══ Material provided ══

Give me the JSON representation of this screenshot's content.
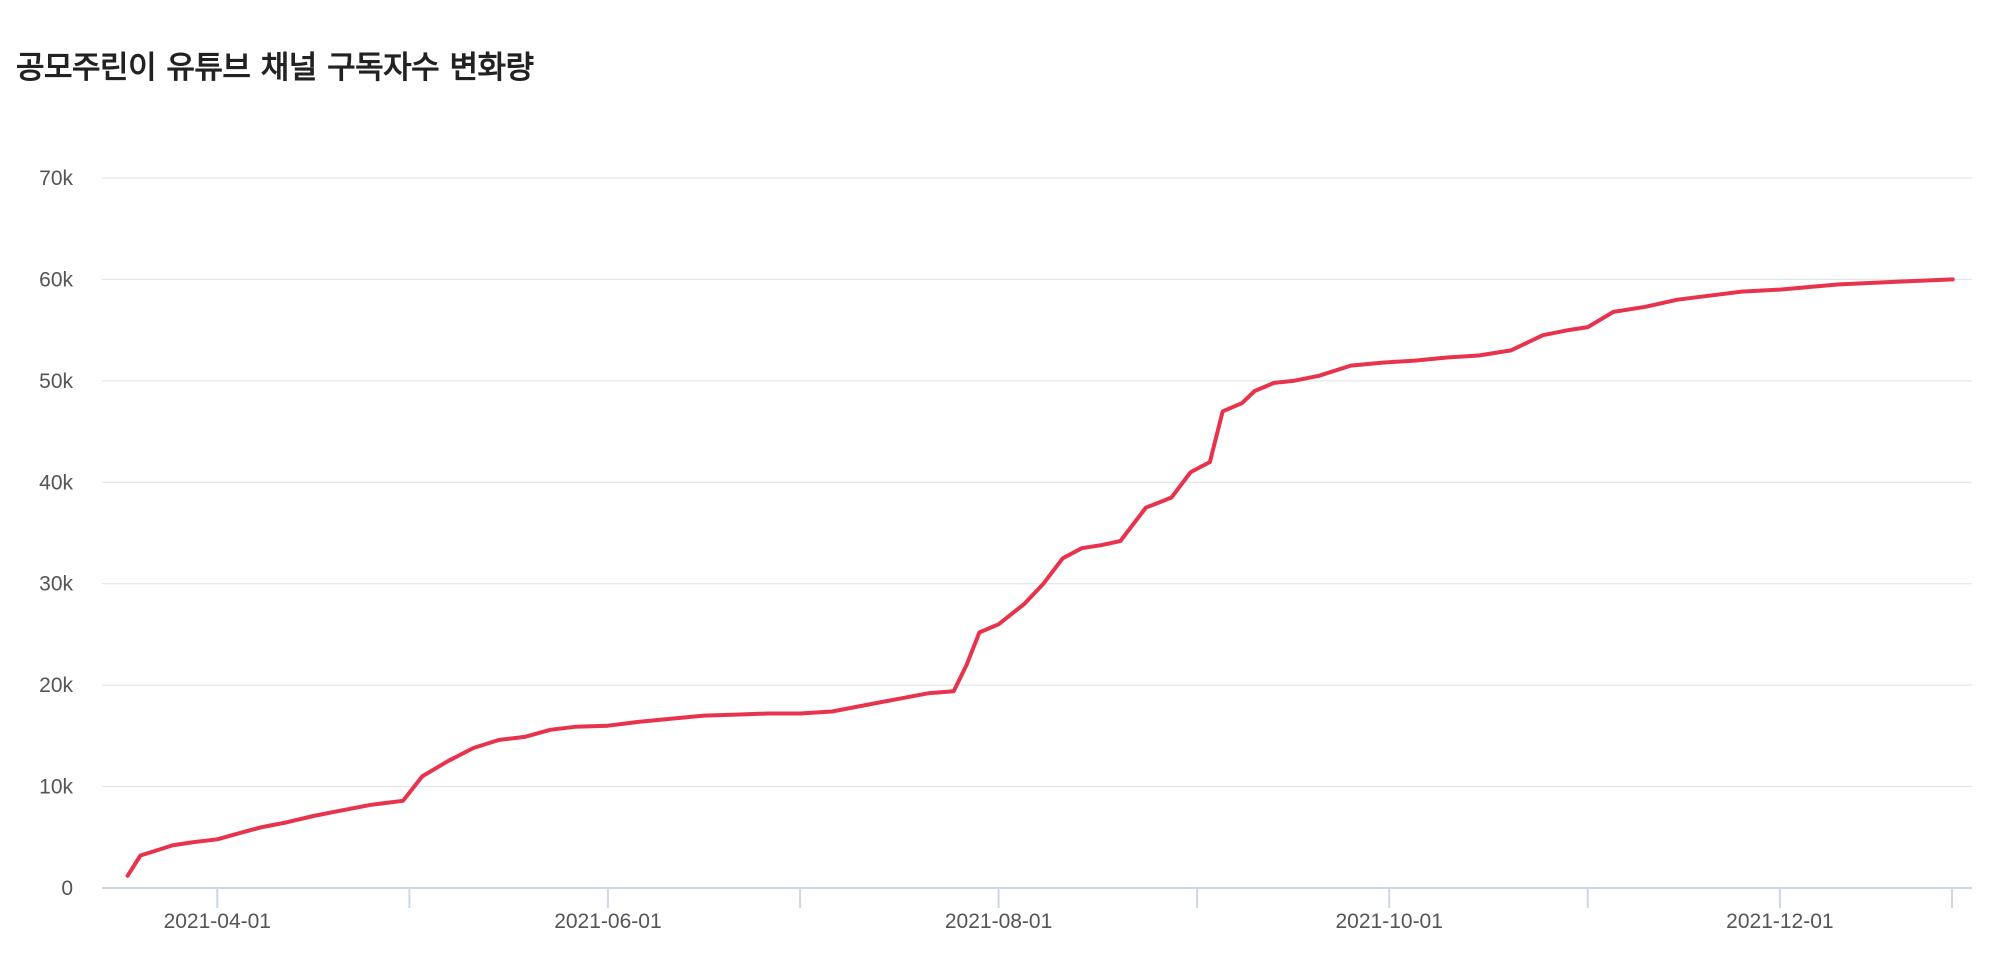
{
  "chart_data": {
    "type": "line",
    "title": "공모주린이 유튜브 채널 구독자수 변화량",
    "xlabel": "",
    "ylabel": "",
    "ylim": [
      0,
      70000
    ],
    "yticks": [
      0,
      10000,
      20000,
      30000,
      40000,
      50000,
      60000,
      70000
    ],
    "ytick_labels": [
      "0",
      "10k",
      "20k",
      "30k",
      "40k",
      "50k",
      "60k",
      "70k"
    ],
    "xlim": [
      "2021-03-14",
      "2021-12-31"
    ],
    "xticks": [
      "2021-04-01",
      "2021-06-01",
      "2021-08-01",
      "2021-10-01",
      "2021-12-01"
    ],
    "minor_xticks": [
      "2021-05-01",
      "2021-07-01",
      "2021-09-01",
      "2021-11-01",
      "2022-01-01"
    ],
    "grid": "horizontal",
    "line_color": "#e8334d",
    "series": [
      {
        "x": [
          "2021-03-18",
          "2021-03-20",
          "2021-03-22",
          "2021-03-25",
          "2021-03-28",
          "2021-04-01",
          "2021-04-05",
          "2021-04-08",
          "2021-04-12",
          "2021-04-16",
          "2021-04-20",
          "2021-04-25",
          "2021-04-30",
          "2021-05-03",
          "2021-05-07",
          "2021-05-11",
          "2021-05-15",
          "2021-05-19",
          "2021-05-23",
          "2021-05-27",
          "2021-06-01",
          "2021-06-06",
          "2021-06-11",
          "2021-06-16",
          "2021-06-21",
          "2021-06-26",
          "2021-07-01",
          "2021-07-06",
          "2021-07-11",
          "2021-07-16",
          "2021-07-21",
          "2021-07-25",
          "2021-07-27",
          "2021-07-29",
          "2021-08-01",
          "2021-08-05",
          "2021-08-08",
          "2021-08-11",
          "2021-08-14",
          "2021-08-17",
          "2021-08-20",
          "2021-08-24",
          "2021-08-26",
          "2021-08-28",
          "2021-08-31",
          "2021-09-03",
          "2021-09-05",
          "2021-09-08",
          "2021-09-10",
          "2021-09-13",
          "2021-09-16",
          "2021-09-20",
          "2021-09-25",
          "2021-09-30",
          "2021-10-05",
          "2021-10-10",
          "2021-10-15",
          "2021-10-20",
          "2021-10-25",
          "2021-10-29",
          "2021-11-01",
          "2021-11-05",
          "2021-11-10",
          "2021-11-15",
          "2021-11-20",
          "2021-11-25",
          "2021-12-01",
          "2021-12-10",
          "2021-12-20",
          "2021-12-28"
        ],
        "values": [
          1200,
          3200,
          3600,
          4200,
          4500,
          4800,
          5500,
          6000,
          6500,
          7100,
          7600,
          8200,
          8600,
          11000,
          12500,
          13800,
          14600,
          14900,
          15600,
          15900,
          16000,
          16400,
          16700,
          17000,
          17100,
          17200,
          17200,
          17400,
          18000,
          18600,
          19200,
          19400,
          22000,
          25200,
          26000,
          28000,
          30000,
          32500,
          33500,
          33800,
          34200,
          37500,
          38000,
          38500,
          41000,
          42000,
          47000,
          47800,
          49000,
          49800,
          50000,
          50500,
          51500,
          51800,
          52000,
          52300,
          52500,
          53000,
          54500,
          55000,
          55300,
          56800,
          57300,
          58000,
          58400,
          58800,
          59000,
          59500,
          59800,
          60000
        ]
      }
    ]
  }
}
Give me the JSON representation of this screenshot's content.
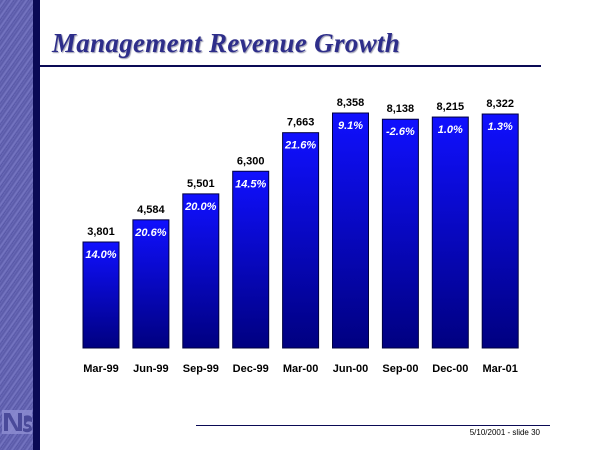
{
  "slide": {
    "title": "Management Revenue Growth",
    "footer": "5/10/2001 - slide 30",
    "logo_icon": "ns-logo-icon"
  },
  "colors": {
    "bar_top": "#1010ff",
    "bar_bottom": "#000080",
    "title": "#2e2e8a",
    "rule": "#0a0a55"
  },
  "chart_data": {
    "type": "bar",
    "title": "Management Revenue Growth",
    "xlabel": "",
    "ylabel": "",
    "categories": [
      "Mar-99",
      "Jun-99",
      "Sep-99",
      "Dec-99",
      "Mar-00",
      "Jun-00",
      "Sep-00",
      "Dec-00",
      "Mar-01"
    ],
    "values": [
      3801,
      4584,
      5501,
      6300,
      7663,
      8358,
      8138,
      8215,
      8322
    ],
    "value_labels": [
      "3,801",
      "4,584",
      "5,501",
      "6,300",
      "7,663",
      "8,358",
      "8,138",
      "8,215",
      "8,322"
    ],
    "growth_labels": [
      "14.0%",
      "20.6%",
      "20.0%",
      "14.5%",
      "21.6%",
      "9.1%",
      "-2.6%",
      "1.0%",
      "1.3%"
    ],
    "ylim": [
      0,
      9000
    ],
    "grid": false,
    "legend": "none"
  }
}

═══
══ Material provided ══

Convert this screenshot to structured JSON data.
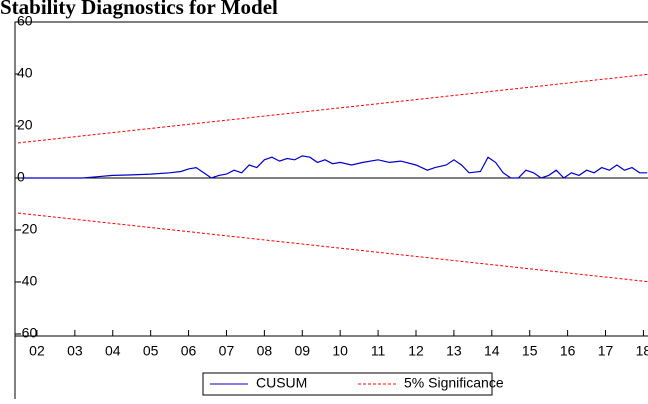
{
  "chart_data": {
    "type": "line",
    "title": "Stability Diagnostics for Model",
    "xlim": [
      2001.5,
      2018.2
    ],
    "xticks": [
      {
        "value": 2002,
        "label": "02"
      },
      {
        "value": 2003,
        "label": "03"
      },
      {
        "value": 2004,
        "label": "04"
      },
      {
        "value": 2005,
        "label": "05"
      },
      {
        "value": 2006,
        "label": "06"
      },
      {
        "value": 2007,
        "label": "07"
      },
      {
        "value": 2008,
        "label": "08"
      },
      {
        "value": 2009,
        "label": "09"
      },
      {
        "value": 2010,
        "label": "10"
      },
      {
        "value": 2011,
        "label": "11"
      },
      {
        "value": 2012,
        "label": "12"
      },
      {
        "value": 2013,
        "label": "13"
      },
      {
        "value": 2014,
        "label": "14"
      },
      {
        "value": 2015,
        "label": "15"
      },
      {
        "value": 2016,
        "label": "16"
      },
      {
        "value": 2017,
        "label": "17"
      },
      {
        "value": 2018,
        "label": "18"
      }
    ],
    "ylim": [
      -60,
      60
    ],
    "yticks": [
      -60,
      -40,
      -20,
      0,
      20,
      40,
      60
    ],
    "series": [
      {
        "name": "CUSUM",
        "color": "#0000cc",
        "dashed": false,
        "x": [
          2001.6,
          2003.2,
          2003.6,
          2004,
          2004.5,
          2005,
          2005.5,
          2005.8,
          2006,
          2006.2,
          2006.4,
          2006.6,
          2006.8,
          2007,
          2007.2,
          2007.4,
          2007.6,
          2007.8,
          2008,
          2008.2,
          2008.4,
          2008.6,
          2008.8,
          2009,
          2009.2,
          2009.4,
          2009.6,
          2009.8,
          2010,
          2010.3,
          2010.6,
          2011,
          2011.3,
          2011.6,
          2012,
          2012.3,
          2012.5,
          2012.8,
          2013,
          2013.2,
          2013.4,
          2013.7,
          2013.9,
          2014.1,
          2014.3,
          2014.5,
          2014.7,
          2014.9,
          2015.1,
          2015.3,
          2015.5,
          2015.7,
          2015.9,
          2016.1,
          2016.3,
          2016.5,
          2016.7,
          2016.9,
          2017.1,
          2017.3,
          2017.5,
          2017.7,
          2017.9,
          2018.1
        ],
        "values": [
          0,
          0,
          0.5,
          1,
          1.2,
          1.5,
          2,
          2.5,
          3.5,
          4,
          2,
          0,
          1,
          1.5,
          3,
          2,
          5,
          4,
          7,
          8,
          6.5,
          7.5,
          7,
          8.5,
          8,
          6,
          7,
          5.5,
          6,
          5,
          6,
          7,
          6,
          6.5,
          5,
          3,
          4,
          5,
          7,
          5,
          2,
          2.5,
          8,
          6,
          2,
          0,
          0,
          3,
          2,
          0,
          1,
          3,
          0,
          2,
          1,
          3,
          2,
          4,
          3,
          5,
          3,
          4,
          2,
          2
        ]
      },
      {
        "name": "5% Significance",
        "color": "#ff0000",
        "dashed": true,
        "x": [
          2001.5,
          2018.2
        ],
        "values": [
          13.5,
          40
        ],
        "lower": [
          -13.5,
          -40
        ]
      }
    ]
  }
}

═══

Using the records above, select and copy every line that has the word "title".

    "title": "공모주린이 유튜브 채널 구독자수 변화량",
    "title": "Management Revenue Growth",
    "title": "#2e2e8a",
    "title": "Management Revenue Growth",
    "title": "Stability Diagnostics for Model",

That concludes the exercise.